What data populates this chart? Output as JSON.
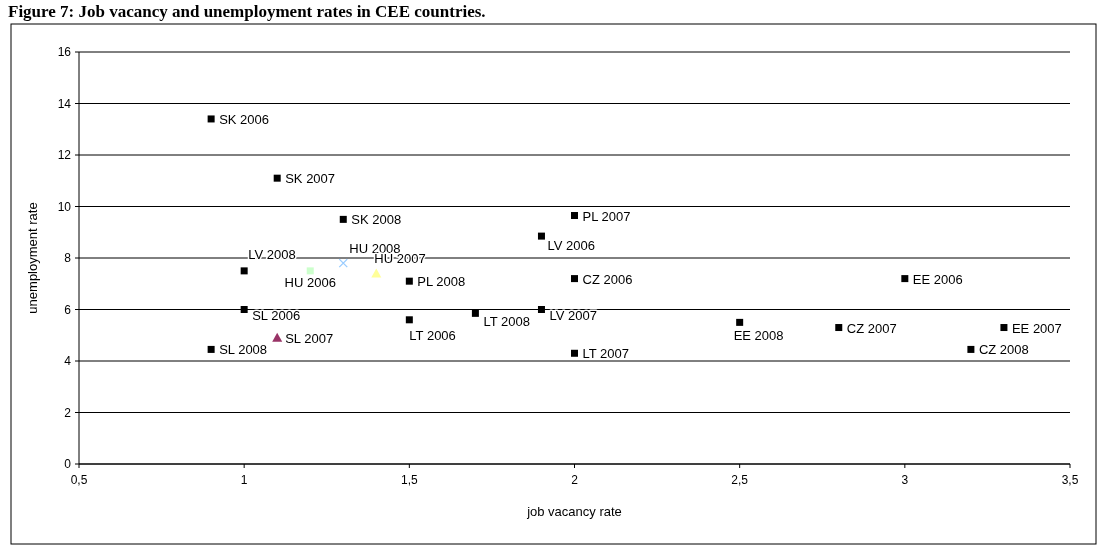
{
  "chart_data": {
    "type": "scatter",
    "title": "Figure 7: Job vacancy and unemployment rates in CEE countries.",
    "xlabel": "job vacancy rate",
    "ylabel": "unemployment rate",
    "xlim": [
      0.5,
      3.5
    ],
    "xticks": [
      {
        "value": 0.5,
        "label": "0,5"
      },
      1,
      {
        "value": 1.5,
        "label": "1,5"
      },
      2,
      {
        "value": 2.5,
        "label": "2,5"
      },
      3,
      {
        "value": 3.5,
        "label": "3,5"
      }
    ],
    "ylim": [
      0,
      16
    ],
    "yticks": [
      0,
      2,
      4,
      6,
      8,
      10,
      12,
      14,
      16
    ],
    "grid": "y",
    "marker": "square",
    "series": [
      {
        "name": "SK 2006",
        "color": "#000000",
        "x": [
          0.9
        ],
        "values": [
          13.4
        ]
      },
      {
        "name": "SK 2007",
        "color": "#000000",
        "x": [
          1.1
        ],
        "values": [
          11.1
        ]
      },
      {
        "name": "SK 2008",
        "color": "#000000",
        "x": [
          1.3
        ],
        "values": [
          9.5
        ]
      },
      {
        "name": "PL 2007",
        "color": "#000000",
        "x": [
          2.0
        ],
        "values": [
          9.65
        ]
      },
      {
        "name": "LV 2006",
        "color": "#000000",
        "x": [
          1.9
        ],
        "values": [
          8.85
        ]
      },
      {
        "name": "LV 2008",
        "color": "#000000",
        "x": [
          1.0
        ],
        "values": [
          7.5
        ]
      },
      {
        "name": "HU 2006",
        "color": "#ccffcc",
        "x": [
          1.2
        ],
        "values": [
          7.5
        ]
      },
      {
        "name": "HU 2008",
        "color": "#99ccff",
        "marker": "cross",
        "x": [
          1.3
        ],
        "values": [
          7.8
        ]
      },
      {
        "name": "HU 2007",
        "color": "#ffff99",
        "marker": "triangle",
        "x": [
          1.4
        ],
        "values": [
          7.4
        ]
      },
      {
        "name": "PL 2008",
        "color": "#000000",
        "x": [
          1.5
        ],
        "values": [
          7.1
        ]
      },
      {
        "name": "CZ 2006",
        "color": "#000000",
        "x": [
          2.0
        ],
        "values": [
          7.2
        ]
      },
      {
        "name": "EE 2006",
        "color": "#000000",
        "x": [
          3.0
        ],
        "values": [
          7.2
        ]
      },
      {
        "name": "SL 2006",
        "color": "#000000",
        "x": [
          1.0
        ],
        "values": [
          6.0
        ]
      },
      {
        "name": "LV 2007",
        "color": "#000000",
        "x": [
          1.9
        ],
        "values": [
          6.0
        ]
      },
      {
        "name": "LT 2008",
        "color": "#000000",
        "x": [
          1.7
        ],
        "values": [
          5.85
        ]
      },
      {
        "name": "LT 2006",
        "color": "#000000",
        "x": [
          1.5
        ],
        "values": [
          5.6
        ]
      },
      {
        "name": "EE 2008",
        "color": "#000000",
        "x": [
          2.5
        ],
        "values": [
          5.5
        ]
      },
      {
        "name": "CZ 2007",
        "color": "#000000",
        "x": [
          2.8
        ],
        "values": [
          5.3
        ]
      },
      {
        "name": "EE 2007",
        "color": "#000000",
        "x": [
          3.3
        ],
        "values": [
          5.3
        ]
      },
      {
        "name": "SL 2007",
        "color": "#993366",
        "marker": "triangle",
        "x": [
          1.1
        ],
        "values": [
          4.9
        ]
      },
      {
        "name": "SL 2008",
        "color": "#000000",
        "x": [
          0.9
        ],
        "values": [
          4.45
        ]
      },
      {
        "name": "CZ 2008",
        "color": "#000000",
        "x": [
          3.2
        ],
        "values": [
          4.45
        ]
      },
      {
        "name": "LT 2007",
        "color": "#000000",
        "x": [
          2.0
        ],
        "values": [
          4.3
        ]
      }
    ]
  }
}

────────────────

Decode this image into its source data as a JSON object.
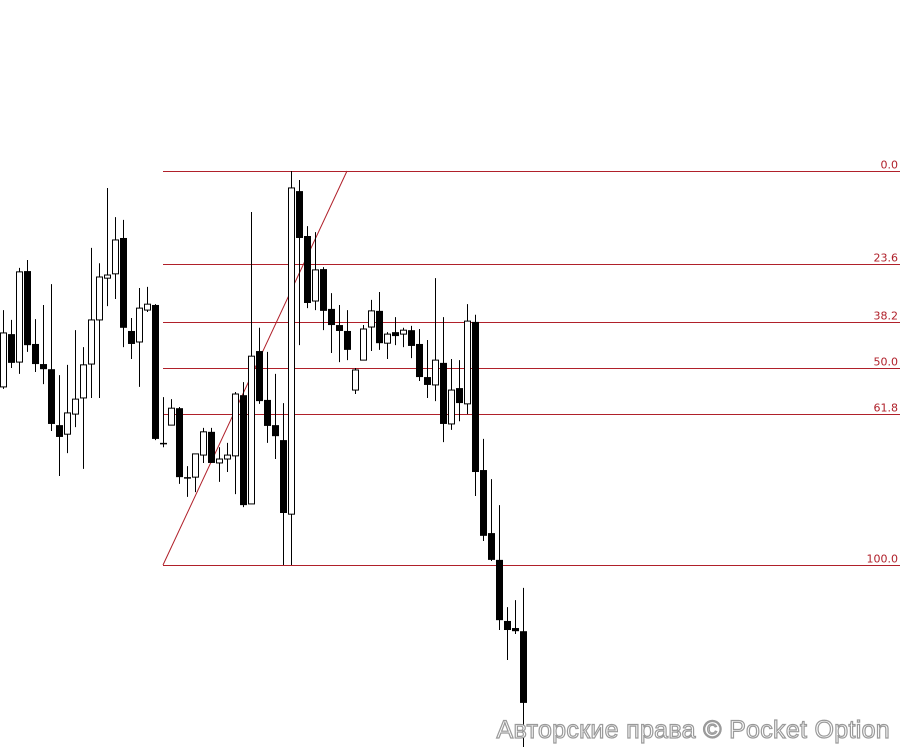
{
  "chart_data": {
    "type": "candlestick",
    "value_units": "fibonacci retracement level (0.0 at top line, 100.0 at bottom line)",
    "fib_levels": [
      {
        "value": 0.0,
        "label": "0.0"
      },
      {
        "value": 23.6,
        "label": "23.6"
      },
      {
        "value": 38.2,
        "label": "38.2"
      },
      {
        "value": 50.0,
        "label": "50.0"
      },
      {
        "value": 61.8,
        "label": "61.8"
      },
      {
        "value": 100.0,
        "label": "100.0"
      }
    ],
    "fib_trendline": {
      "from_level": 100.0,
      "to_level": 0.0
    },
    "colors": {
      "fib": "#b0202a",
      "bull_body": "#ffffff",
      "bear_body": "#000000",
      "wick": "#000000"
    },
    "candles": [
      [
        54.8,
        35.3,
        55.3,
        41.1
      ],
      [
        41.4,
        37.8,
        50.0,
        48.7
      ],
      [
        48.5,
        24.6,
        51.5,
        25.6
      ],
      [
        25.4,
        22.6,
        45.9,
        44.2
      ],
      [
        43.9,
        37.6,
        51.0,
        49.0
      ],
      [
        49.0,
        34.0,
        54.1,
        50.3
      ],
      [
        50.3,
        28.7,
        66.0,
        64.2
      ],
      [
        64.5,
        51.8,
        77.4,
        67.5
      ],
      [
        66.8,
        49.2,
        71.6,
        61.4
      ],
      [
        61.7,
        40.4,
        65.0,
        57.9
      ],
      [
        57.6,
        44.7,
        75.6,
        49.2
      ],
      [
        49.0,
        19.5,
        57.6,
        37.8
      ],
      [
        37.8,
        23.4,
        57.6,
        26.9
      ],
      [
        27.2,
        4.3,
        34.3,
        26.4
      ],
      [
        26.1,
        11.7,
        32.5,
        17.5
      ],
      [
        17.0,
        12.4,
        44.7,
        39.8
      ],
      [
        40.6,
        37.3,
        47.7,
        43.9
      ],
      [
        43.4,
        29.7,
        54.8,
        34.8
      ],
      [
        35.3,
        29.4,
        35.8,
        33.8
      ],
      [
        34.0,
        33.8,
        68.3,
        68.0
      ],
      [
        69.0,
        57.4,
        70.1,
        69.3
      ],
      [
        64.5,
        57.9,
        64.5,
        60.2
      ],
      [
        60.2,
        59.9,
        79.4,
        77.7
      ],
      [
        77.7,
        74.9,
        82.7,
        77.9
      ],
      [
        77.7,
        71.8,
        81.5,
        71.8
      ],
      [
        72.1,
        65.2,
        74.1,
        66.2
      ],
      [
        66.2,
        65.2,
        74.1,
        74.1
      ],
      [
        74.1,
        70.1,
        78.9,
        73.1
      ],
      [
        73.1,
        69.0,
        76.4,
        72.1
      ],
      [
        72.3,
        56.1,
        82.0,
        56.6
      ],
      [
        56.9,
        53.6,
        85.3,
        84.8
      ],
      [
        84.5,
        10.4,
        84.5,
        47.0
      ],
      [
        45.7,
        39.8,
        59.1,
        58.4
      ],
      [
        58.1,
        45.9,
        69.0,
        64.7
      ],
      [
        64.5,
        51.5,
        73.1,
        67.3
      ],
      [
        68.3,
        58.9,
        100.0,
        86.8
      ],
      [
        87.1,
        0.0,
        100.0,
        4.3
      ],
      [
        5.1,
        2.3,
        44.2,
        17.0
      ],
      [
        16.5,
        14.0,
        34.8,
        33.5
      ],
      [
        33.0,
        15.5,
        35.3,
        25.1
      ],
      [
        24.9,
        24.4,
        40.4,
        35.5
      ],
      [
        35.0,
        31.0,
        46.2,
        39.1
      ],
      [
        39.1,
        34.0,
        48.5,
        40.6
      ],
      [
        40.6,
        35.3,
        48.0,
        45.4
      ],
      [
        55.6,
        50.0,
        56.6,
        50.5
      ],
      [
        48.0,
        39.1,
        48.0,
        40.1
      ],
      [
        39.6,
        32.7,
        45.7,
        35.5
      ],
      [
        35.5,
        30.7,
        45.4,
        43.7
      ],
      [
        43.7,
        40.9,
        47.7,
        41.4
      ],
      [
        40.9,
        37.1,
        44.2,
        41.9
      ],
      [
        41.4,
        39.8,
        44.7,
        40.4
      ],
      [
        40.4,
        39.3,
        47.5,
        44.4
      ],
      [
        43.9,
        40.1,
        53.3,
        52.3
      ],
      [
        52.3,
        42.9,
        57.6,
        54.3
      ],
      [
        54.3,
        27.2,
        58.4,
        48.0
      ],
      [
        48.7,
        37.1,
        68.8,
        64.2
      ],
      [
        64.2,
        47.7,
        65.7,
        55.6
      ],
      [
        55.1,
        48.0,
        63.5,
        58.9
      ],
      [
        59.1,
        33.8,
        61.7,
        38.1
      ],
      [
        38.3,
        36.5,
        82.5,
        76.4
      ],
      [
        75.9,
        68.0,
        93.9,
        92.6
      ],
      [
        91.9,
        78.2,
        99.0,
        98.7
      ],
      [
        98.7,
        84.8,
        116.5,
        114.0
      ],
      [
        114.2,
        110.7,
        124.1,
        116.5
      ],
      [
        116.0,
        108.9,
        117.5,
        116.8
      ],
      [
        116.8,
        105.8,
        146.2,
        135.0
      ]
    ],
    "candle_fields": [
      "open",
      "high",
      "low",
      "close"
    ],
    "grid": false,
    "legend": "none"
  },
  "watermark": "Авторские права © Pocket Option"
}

────────────────

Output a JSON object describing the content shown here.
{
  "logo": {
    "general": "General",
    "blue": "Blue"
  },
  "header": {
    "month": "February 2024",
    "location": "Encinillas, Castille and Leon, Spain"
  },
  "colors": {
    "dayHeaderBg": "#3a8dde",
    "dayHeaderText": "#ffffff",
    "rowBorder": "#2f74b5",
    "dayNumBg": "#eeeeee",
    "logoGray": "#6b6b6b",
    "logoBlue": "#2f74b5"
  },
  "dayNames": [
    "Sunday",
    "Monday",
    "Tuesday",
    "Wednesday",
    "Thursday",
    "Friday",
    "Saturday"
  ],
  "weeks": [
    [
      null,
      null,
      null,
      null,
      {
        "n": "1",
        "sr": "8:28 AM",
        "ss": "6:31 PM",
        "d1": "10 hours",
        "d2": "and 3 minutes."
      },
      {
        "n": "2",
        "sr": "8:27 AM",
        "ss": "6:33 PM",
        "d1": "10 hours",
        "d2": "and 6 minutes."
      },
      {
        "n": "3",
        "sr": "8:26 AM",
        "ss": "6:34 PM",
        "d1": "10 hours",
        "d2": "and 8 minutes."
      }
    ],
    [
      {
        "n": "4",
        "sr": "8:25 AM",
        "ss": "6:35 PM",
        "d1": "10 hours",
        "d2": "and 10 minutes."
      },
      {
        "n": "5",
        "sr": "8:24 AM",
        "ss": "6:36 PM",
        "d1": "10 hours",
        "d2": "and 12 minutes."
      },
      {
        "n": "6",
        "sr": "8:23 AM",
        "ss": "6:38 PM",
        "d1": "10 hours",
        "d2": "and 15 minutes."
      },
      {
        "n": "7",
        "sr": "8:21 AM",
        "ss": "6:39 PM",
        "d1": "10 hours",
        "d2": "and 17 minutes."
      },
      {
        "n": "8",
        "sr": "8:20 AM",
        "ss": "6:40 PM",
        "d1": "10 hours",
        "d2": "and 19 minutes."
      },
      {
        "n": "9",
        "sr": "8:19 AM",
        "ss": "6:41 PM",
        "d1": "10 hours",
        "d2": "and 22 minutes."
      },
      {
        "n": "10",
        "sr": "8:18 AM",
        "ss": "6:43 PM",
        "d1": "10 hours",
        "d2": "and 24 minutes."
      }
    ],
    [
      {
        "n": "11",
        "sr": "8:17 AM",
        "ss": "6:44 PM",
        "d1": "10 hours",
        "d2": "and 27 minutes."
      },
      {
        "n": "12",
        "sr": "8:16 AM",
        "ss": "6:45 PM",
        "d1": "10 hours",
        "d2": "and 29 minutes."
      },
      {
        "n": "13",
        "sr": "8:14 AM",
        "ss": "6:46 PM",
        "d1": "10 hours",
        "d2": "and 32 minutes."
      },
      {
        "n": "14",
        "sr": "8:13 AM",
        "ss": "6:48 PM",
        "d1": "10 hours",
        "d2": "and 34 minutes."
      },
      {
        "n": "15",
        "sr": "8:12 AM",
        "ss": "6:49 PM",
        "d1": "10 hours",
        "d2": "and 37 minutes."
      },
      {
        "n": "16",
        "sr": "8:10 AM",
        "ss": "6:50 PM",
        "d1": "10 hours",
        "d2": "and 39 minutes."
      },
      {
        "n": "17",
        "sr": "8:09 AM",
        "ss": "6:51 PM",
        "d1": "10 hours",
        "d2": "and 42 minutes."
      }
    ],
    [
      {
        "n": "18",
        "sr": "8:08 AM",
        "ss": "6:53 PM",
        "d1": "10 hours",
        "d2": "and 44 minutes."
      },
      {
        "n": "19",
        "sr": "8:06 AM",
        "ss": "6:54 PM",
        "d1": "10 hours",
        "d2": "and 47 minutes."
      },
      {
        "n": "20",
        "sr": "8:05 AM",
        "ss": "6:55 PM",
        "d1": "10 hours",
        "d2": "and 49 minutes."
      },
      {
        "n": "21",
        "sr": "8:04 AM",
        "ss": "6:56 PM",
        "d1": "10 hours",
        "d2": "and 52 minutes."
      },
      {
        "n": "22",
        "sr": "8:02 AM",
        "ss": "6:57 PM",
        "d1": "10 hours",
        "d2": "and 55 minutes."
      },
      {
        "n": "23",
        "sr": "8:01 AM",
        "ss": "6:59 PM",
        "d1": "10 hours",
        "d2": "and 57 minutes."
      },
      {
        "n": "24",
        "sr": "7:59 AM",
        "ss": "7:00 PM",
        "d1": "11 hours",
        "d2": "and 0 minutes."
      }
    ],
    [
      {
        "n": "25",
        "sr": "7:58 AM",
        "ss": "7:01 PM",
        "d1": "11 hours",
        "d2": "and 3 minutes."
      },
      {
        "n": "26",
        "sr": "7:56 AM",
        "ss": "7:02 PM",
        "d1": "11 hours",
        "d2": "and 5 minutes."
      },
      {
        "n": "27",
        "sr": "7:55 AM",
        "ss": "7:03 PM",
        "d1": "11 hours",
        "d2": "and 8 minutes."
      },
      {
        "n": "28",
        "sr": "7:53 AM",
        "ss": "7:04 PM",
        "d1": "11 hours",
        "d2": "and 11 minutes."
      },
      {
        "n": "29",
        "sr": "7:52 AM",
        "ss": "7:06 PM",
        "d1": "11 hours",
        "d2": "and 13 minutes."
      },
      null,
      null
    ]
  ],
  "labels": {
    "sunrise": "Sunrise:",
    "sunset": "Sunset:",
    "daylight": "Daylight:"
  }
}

────────────────

## Stated task
Which lines of the material contain the string "ffffff"? List each of them.

## Result
      "bull_body": "#ffffff",
    "dayHeaderText": "#ffffff",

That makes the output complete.